Task to complete:
Identify all lines below that hold "Phagan" and collect them.

==== Input data

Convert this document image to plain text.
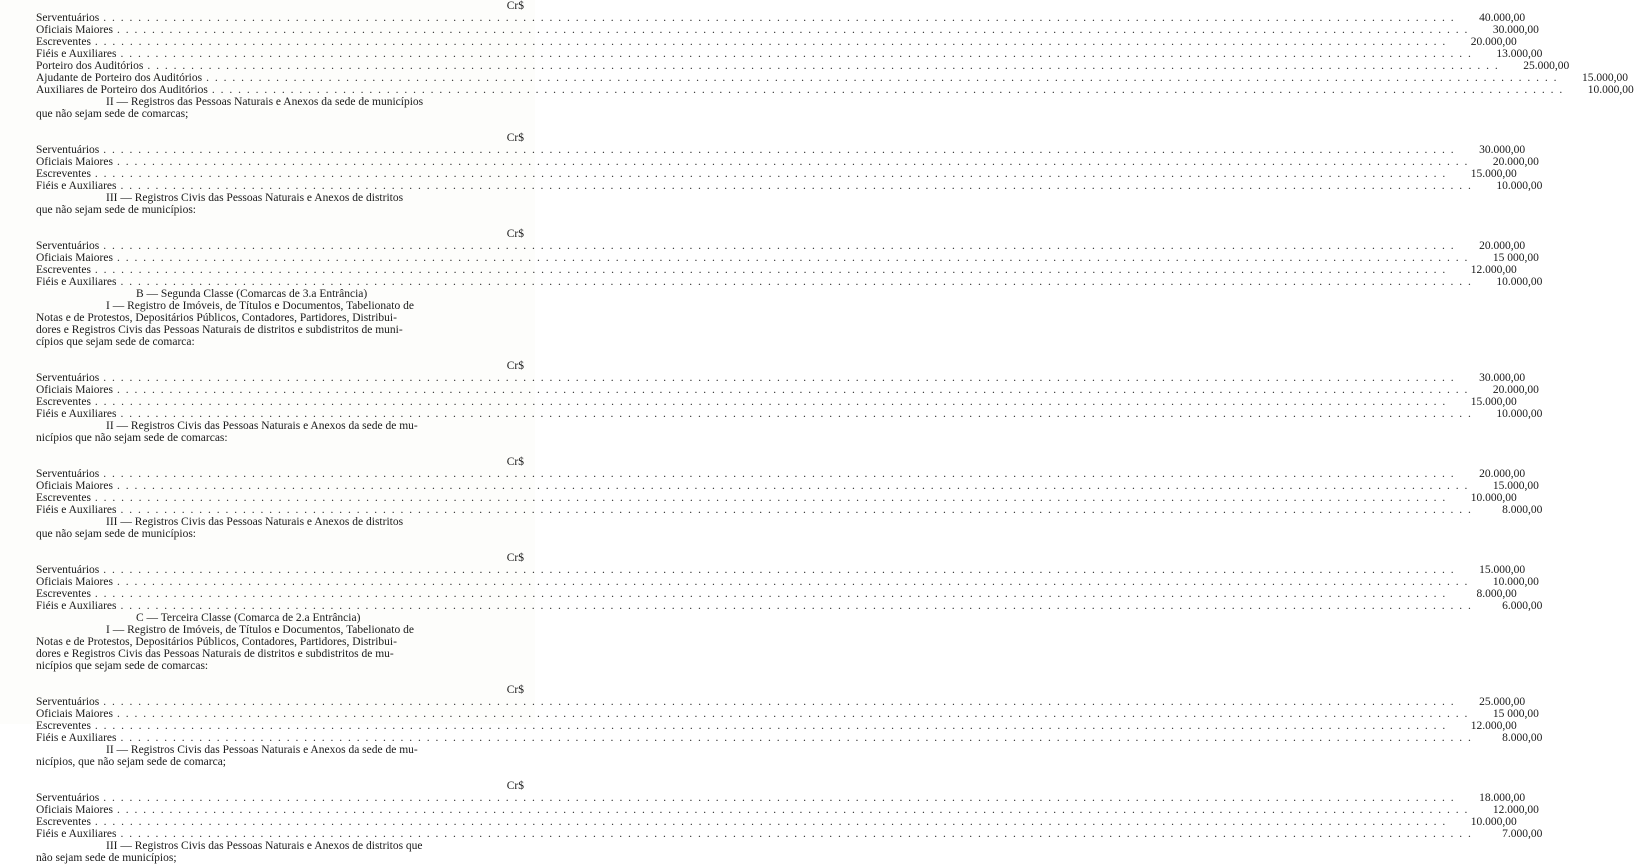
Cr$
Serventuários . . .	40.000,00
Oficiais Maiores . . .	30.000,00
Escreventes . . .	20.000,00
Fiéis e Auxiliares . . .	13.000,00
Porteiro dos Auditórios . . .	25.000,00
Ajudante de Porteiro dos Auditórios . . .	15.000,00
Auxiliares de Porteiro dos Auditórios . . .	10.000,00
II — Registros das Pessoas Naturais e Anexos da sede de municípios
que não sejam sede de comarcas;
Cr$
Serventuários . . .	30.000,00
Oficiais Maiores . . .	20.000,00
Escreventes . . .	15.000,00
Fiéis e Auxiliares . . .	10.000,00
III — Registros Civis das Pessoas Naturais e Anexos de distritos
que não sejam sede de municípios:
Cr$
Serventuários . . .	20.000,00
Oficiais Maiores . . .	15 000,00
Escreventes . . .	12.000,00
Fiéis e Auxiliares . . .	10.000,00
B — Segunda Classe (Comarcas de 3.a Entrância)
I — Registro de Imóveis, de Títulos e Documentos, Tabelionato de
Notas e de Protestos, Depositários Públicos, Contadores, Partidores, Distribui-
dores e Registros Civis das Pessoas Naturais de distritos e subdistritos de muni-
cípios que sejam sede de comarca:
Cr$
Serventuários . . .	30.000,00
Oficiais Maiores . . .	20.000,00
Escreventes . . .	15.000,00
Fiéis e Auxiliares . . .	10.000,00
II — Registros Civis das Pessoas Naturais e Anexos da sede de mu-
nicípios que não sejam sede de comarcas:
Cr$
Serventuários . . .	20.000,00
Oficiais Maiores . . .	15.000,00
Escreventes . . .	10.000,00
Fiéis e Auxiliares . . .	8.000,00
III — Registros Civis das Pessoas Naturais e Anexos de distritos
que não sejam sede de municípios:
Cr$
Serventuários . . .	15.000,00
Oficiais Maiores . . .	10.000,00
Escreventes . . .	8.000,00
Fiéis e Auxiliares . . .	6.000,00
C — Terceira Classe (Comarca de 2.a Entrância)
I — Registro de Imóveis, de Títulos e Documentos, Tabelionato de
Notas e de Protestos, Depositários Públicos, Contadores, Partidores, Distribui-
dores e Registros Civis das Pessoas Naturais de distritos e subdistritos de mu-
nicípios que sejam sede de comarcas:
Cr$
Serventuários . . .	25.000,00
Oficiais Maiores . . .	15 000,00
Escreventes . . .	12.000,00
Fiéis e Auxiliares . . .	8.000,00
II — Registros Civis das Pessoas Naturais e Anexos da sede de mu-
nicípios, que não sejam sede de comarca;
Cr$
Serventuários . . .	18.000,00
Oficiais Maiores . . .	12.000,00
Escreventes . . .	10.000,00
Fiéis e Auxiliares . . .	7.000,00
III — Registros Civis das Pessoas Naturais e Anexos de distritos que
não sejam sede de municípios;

========
==== Input data

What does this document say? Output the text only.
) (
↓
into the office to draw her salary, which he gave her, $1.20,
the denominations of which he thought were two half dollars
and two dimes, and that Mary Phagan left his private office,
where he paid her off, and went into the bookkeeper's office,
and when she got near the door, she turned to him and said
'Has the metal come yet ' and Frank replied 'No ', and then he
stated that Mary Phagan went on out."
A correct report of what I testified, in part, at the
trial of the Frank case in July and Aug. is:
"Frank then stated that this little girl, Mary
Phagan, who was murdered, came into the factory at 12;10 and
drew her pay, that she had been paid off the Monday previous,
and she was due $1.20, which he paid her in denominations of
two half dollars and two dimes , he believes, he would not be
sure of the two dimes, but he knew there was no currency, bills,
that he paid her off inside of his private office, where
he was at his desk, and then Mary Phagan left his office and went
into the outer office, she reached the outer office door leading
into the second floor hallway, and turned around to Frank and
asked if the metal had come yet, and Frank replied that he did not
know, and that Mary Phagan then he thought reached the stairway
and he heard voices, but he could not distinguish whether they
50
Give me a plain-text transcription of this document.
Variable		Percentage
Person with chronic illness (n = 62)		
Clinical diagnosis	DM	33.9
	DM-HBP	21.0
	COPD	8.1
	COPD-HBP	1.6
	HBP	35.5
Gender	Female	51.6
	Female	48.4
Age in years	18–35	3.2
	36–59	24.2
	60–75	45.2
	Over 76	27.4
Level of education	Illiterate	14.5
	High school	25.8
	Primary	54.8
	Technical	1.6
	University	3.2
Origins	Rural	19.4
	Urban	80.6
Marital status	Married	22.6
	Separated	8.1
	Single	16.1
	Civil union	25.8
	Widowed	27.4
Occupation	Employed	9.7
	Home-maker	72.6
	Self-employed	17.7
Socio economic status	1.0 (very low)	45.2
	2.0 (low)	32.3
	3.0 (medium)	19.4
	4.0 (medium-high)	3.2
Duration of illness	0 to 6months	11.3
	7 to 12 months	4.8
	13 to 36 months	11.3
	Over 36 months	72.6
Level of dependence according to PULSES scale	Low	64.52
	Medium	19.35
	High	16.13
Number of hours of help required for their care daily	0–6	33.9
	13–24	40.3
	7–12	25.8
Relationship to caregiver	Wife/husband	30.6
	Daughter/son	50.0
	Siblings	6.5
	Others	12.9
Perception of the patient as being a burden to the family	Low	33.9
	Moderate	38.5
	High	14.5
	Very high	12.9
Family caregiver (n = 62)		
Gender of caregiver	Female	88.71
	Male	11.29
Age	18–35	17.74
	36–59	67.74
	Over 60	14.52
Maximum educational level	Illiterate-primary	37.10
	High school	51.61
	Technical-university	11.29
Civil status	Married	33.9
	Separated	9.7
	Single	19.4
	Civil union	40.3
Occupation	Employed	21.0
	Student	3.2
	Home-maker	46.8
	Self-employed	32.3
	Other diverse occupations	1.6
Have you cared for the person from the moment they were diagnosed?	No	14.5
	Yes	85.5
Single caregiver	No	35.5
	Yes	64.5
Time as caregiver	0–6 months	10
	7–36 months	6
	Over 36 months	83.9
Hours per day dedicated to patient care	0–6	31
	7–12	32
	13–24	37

========

Output below:
and two dimes, and that Mary Phagan left his private office,
stated that Mary Phagan went on out."
Phagan, who was murdered, came into the factory at 12;10 and
he was at his desk, and then Mary Phagan left his office and went
know, and that Mary Phagan then he thought reached the stairway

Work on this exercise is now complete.